- _Stated task_:
Word for word, quote the lines from the one containing "Output the text content of this document." to the end of the entries below, including both. Leave pictures out.

======== Given records

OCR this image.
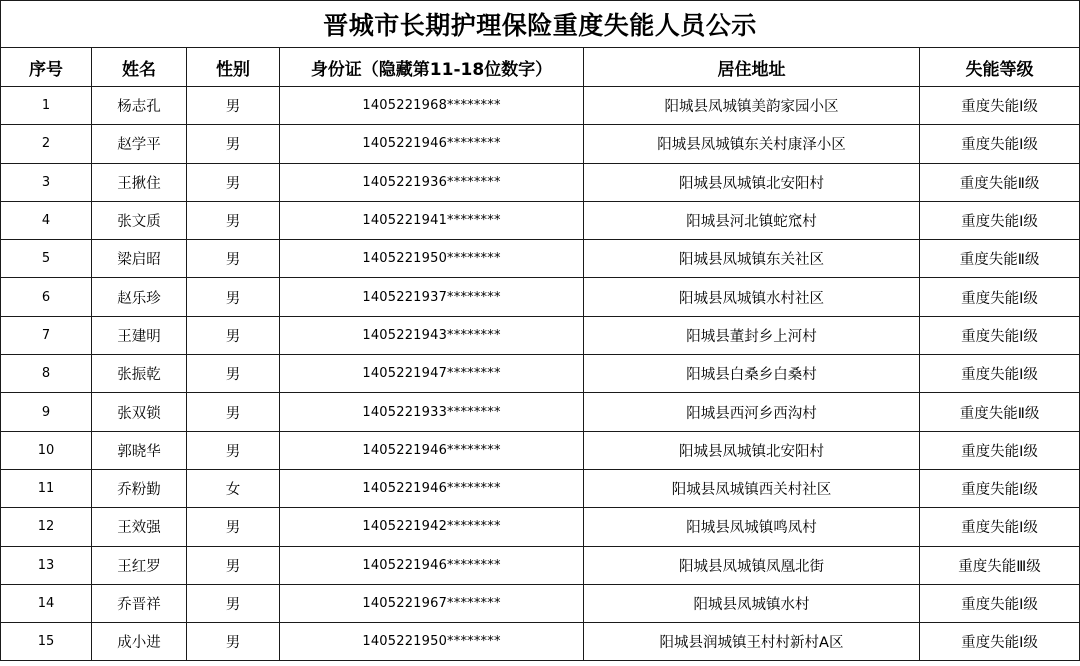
晋城市长期护理保险重度失能人员公示					
序号	姓名	性别	身份证（隐藏第11-18位数字）	居住地址	失能等级
1	杨志孔	男	1405221968********	阳城县凤城镇美韵家园小区	重度失能Ⅰ级
2	赵学平	男	1405221946********	阳城县凤城镇东关村康泽小区	重度失能Ⅰ级
3	王揪住	男	1405221936********	阳城县凤城镇北安阳村	重度失能Ⅱ级
4	张文质	男	1405221941********	阳城县河北镇蛇窊村	重度失能Ⅰ级
5	梁启昭	男	1405221950********	阳城县凤城镇东关社区	重度失能Ⅱ级
6	赵乐珍	男	1405221937********	阳城县凤城镇水村社区	重度失能Ⅰ级
7	王建明	男	1405221943********	阳城县董封乡上河村	重度失能Ⅰ级
8	张振乾	男	1405221947********	阳城县白桑乡白桑村	重度失能Ⅰ级
9	张双锁	男	1405221933********	阳城县西河乡西沟村	重度失能Ⅱ级
10	郭晓华	男	1405221946********	阳城县凤城镇北安阳村	重度失能Ⅰ级
11	乔粉勤	女	1405221946********	阳城县凤城镇西关村社区	重度失能Ⅰ级
12	王效强	男	1405221942********	阳城县凤城镇鸣凤村	重度失能Ⅰ级
13	王红罗	男	1405221946********	阳城县凤城镇凤凰北街	重度失能Ⅲ级
14	乔晋祥	男	1405221967********	阳城县凤城镇水村	重度失能Ⅰ级
15	成小进	男	1405221950********	阳城县润城镇王村村新村A区	重度失能Ⅰ级
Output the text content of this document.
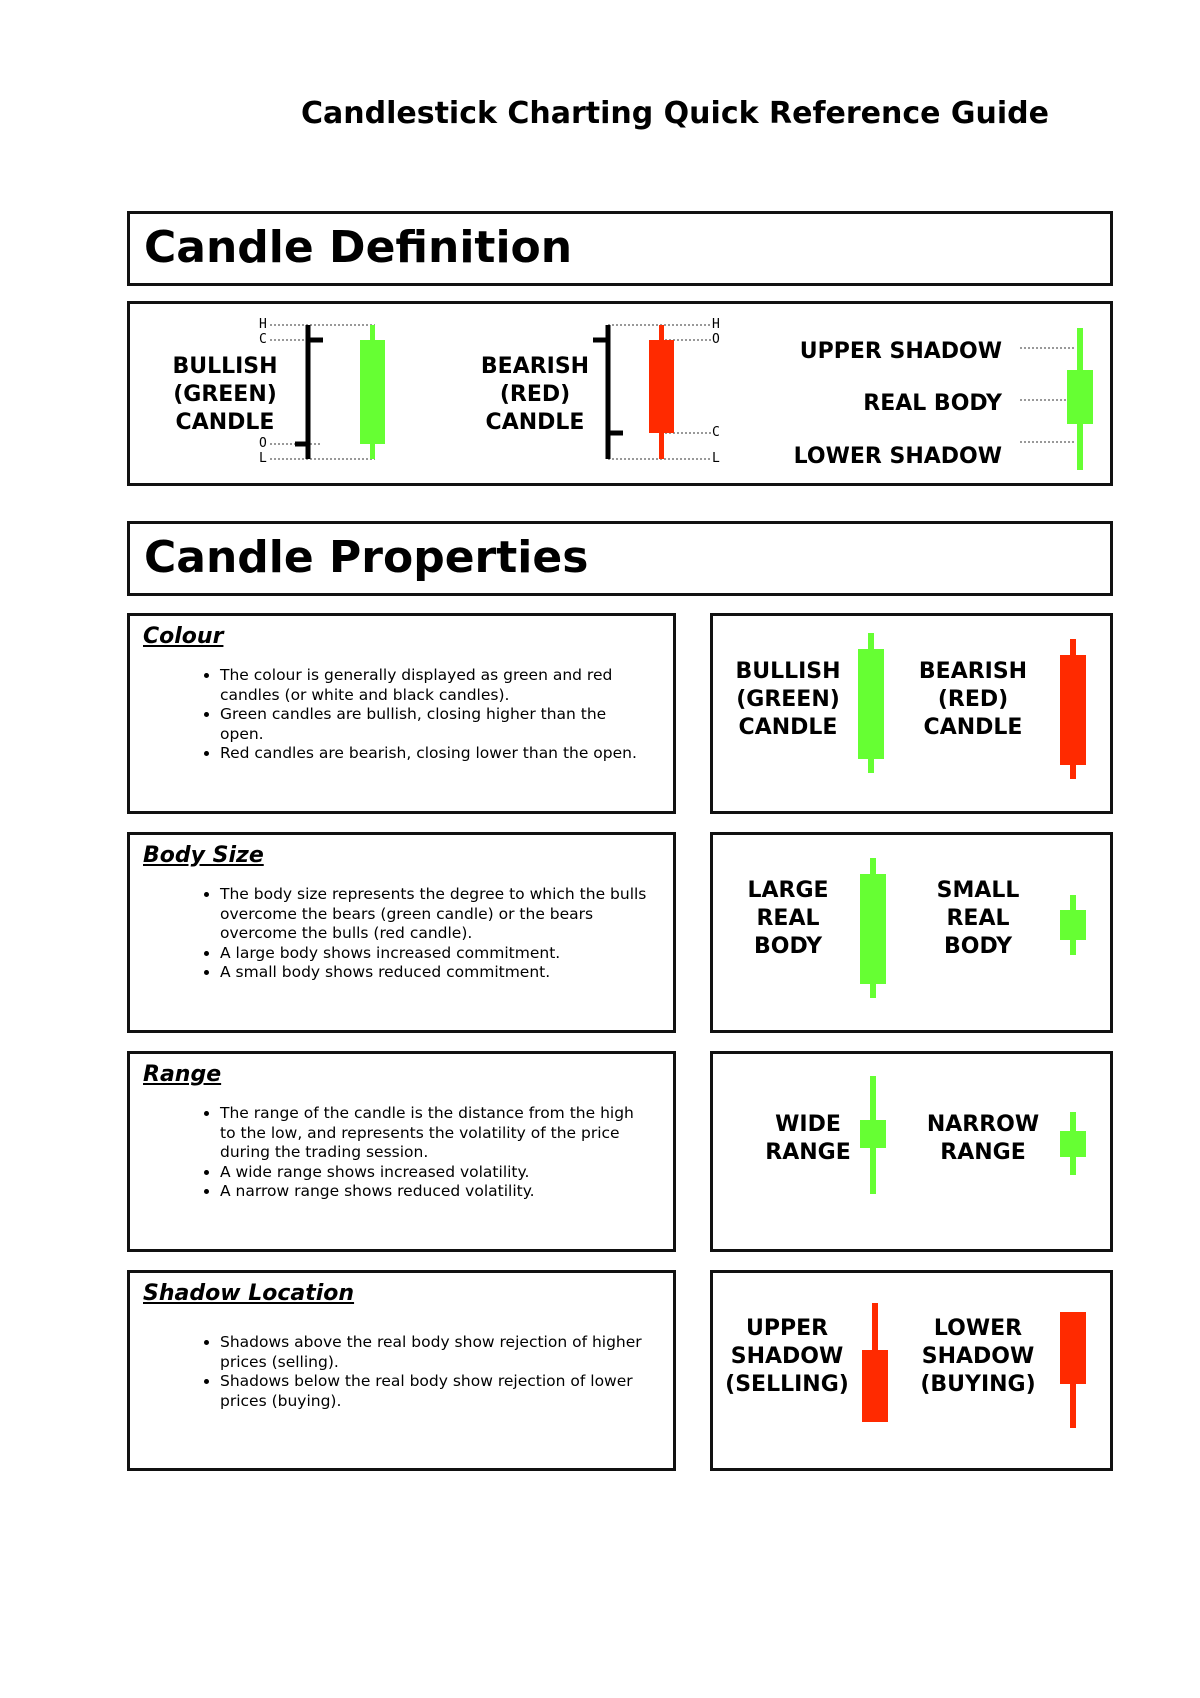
Candlestick Charting Quick Reference Guide
Candle Definition
BULLISH
(GREEN)
CANDLE
H
C
O
L
BEARISH
(RED)
CANDLE
H
O
C
L
UPPER SHADOW
REAL BODY
LOWER SHADOW
Candle Properties
Colour
• The colour is generally displayed as green and red candles (or white and black candles).
• Green candles are bullish, closing higher than the open.
• Red candles are bearish, closing lower than the open.
BULLISH
(GREEN)
CANDLE
BEARISH
(RED)
CANDLE
Body Size
• The body size represents the degree to which the bulls overcome the bears (green candle) or the bears overcome the bulls (red candle).
• A large body shows increased commitment.
• A small body shows reduced commitment.
LARGE
REAL
BODY
SMALL
REAL
BODY
Range
• The range of the candle is the distance from the high to the low, and represents the volatility of the price during the trading session.
• A wide range shows increased volatility.
• A narrow range shows reduced volatility.
WIDE
RANGE
NARROW
RANGE
Shadow Location
• Shadows above the real body show rejection of higher prices (selling).
• Shadows below the real body show rejection of lower prices (buying).
UPPER
SHADOW
(SELLING)
LOWER
SHADOW
(BUYING)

================

- _Full solution_:
Output the text content of this document.
Candlestick Charting Quick Reference Guide
Candle Definition
BULLISH
(GREEN)
CANDLE
H
C
O
L
BEARISH
(RED)
CANDLE
H
O
C
L
UPPER SHADOW
REAL BODY
LOWER SHADOW
Candle Properties
Colour
• The colour is generally displayed as green and red candles (or white and black candles).
• Green candles are bullish, closing higher than the open.
• Red candles are bearish, closing lower than the open.
BULLISH
(GREEN)
CANDLE
BEARISH
(RED)
CANDLE
Body Size
• The body size represents the degree to which the bulls overcome the bears (green candle) or the bears overcome the bulls (red candle).
• A large body shows increased commitment.
• A small body shows reduced commitment.
LARGE
REAL
BODY
SMALL
REAL
BODY
Range
• The range of the candle is the distance from the high to the low, and represents the volatility of the price during the trading session.
• A wide range shows increased volatility.
• A narrow range shows reduced volatility.
WIDE
RANGE
NARROW
RANGE
Shadow Location
• Shadows above the real body show rejection of higher prices (selling).
• Shadows below the real body show rejection of lower prices (buying).
UPPER
SHADOW
(SELLING)
LOWER
SHADOW
(BUYING)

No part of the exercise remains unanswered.